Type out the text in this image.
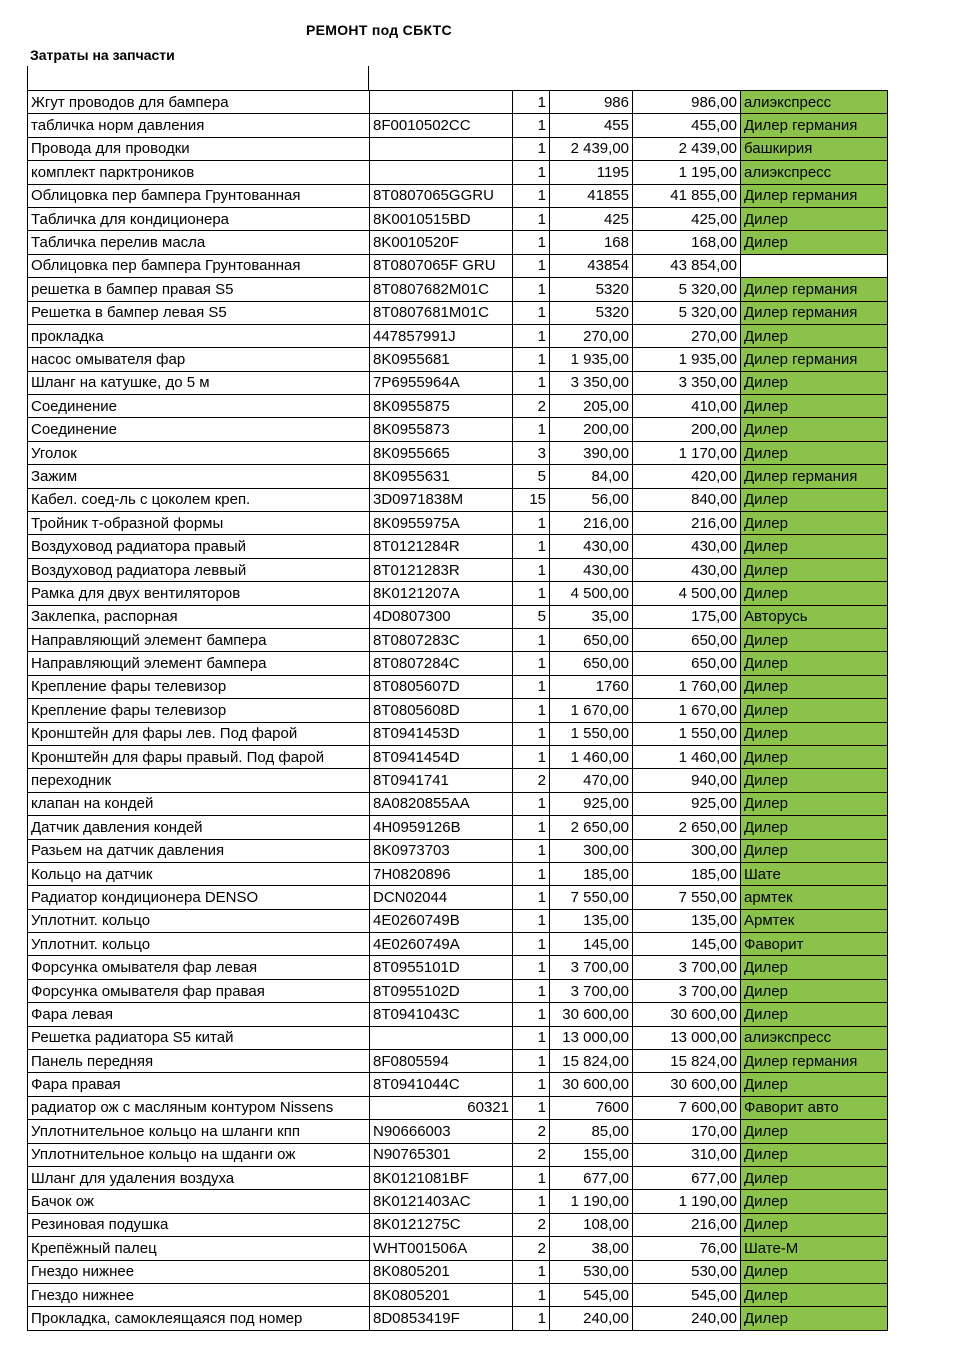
РЕМОНТ под СБКТС
Затраты на запчасти
Жгут проводов для бампера		1	986	986,00	алиэкспресс
табличка норм давления	8F0010502CC	1	455	455,00	Дилер германия
Провода для проводки		1	2 439,00	2 439,00	башкирия
комплект парктроников		1	1195	1 195,00	алиэкспресс
Облицовка пер бампера Грунтованная	8T0807065GGRU	1	41855	41 855,00	Дилер германия
Табличка для кондиционера	8K0010515BD	1	425	425,00	Дилер
Табличка перелив масла	8K0010520F	1	168	168,00	Дилер
Облицовка пер бампера Грунтованная	8T0807065F GRU	1	43854	43 854,00	
решетка в бампер правая S5	8T0807682M01C	1	5320	5 320,00	Дилер германия
Решетка в бампер левая S5	8T0807681M01C	1	5320	5 320,00	Дилер германия
прокладка	447857991J	1	270,00	270,00	Дилер
насос омывателя фар	8K0955681	1	1 935,00	1 935,00	Дилер германия
Шланг на катушке, до 5 м	7P6955964A	1	3 350,00	3 350,00	Дилер
Соединение	8K0955875	2	205,00	410,00	Дилер
Соединение	8K0955873	1	200,00	200,00	Дилер
Уголок	8K0955665	3	390,00	1 170,00	Дилер
Зажим	8K0955631	5	84,00	420,00	Дилер германия
Кабел. соед-ль с цоколем креп.	3D0971838M	15	56,00	840,00	Дилер
Тройник т-образной формы	8K0955975A	1	216,00	216,00	Дилер
Воздуховод радиатора правый	8T0121284R	1	430,00	430,00	Дилер
Воздуховод радиатора леввый	8T0121283R	1	430,00	430,00	Дилер
Рамка для двух вентиляторов	8K0121207A	1	4 500,00	4 500,00	Дилер
Заклепка, распорная	4D0807300	5	35,00	175,00	Авторусь
Направляющий элемент бампера	8T0807283C	1	650,00	650,00	Дилер
Направляющий элемент бампера	8T0807284C	1	650,00	650,00	Дилер
Крепление фары телевизор	8T0805607D	1	1760	1 760,00	Дилер
Крепление фары телевизор	8T0805608D	1	1 670,00	1 670,00	Дилер
Кронштейн для фары лев. Под фарой	8T0941453D	1	1 550,00	1 550,00	Дилер
Кронштейн для фары правый. Под фарой	8T0941454D	1	1 460,00	1 460,00	Дилер
переходник	8T0941741	2	470,00	940,00	Дилер
клапан на кондей	8A0820855AA	1	925,00	925,00	Дилер
Датчик давления кондей	4H0959126B	1	2 650,00	2 650,00	Дилер
Разьем на датчик давления	8K0973703	1	300,00	300,00	Дилер
Кольцо на датчик	7H0820896	1	185,00	185,00	Шате
Радиатор кондиционера DENSO	DCN02044	1	7 550,00	7 550,00	армтек
Уплотнит. кольцо	4E0260749B	1	135,00	135,00	Армтек
Уплотнит. кольцо	4E0260749A	1	145,00	145,00	Фаворит
Форсунка омывателя фар левая	8T0955101D	1	3 700,00	3 700,00	Дилер
Форсунка омывателя фар правая	8T0955102D	1	3 700,00	3 700,00	Дилер
Фара левая	8T0941043C	1	30 600,00	30 600,00	Дилер
Решетка радиатора S5 китай		1	13 000,00	13 000,00	алиэкспресс
Панель передняя	8F0805594	1	15 824,00	15 824,00	Дилер германия
Фара правая	8T0941044C	1	30 600,00	30 600,00	Дилер
радиатор ож с масляным контуром Nissens	60321	1	7600	7 600,00	Фаворит авто
Уплотнительное кольцо на шланги кпп	N90666003	2	85,00	170,00	Дилер
Уплотнительное кольцо на шданги ож	N90765301	2	155,00	310,00	Дилер
Шланг для удаления воздуха	8K0121081BF	1	677,00	677,00	Дилер
Бачок ож	8K0121403AC	1	1 190,00	1 190,00	Дилер
Резиновая подушка	8K0121275C	2	108,00	216,00	Дилер
Крепёжный палец	WHT001506A	2	38,00	76,00	Шате-М
Гнездо нижнее	8K0805201	1	530,00	530,00	Дилер
Гнездо нижнее	8K0805201	1	545,00	545,00	Дилер
Прокладка, самоклеящаяся под номер	8D0853419F	1	240,00	240,00	Дилер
________
■ Stated task
Each line above is to be copied verbatim. Drop any image from the copy.

■ Right answer
Type out the text in this image.
РЕМОНТ под СБКТС
Затраты на запчасти
Жгут проводов для бампера		1	986	986,00	алиэкспресс
табличка норм давления	8F0010502CC	1	455	455,00	Дилер германия
Провода для проводки		1	2 439,00	2 439,00	башкирия
комплект парктроников		1	1195	1 195,00	алиэкспресс
Облицовка пер бампера Грунтованная	8T0807065GGRU	1	41855	41 855,00	Дилер германия
Табличка для кондиционера	8K0010515BD	1	425	425,00	Дилер
Табличка перелив масла	8K0010520F	1	168	168,00	Дилер
Облицовка пер бампера Грунтованная	8T0807065F GRU	1	43854	43 854,00	
решетка в бампер правая S5	8T0807682M01C	1	5320	5 320,00	Дилер германия
Решетка в бампер левая S5	8T0807681M01C	1	5320	5 320,00	Дилер германия
прокладка	447857991J	1	270,00	270,00	Дилер
насос омывателя фар	8K0955681	1	1 935,00	1 935,00	Дилер германия
Шланг на катушке, до 5 м	7P6955964A	1	3 350,00	3 350,00	Дилер
Соединение	8K0955875	2	205,00	410,00	Дилер
Соединение	8K0955873	1	200,00	200,00	Дилер
Уголок	8K0955665	3	390,00	1 170,00	Дилер
Зажим	8K0955631	5	84,00	420,00	Дилер германия
Кабел. соед-ль с цоколем креп.	3D0971838M	15	56,00	840,00	Дилер
Тройник т-образной формы	8K0955975A	1	216,00	216,00	Дилер
Воздуховод радиатора правый	8T0121284R	1	430,00	430,00	Дилер
Воздуховод радиатора леввый	8T0121283R	1	430,00	430,00	Дилер
Рамка для двух вентиляторов	8K0121207A	1	4 500,00	4 500,00	Дилер
Заклепка, распорная	4D0807300	5	35,00	175,00	Авторусь
Направляющий элемент бампера	8T0807283C	1	650,00	650,00	Дилер
Направляющий элемент бампера	8T0807284C	1	650,00	650,00	Дилер
Крепление фары телевизор	8T0805607D	1	1760	1 760,00	Дилер
Крепление фары телевизор	8T0805608D	1	1 670,00	1 670,00	Дилер
Кронштейн для фары лев. Под фарой	8T0941453D	1	1 550,00	1 550,00	Дилер
Кронштейн для фары правый. Под фарой	8T0941454D	1	1 460,00	1 460,00	Дилер
переходник	8T0941741	2	470,00	940,00	Дилер
клапан на кондей	8A0820855AA	1	925,00	925,00	Дилер
Датчик давления кондей	4H0959126B	1	2 650,00	2 650,00	Дилер
Разьем на датчик давления	8K0973703	1	300,00	300,00	Дилер
Кольцо на датчик	7H0820896	1	185,00	185,00	Шате
Радиатор кондиционера DENSO	DCN02044	1	7 550,00	7 550,00	армтек
Уплотнит. кольцо	4E0260749B	1	135,00	135,00	Армтек
Уплотнит. кольцо	4E0260749A	1	145,00	145,00	Фаворит
Форсунка омывателя фар левая	8T0955101D	1	3 700,00	3 700,00	Дилер
Форсунка омывателя фар правая	8T0955102D	1	3 700,00	3 700,00	Дилер
Фара левая	8T0941043C	1	30 600,00	30 600,00	Дилер
Решетка радиатора S5 китай		1	13 000,00	13 000,00	алиэкспресс
Панель передняя	8F0805594	1	15 824,00	15 824,00	Дилер германия
Фара правая	8T0941044C	1	30 600,00	30 600,00	Дилер
радиатор ож с масляным контуром Nissens	60321	1	7600	7 600,00	Фаворит авто
Уплотнительное кольцо на шланги кпп	N90666003	2	85,00	170,00	Дилер
Уплотнительное кольцо на шданги ож	N90765301	2	155,00	310,00	Дилер
Шланг для удаления воздуха	8K0121081BF	1	677,00	677,00	Дилер
Бачок ож	8K0121403AC	1	1 190,00	1 190,00	Дилер
Резиновая подушка	8K0121275C	2	108,00	216,00	Дилер
Крепёжный палец	WHT001506A	2	38,00	76,00	Шате-М
Гнездо нижнее	8K0805201	1	530,00	530,00	Дилер
Гнездо нижнее	8K0805201	1	545,00	545,00	Дилер
Прокладка, самоклеящаяся под номер	8D0853419F	1	240,00	240,00	Дилер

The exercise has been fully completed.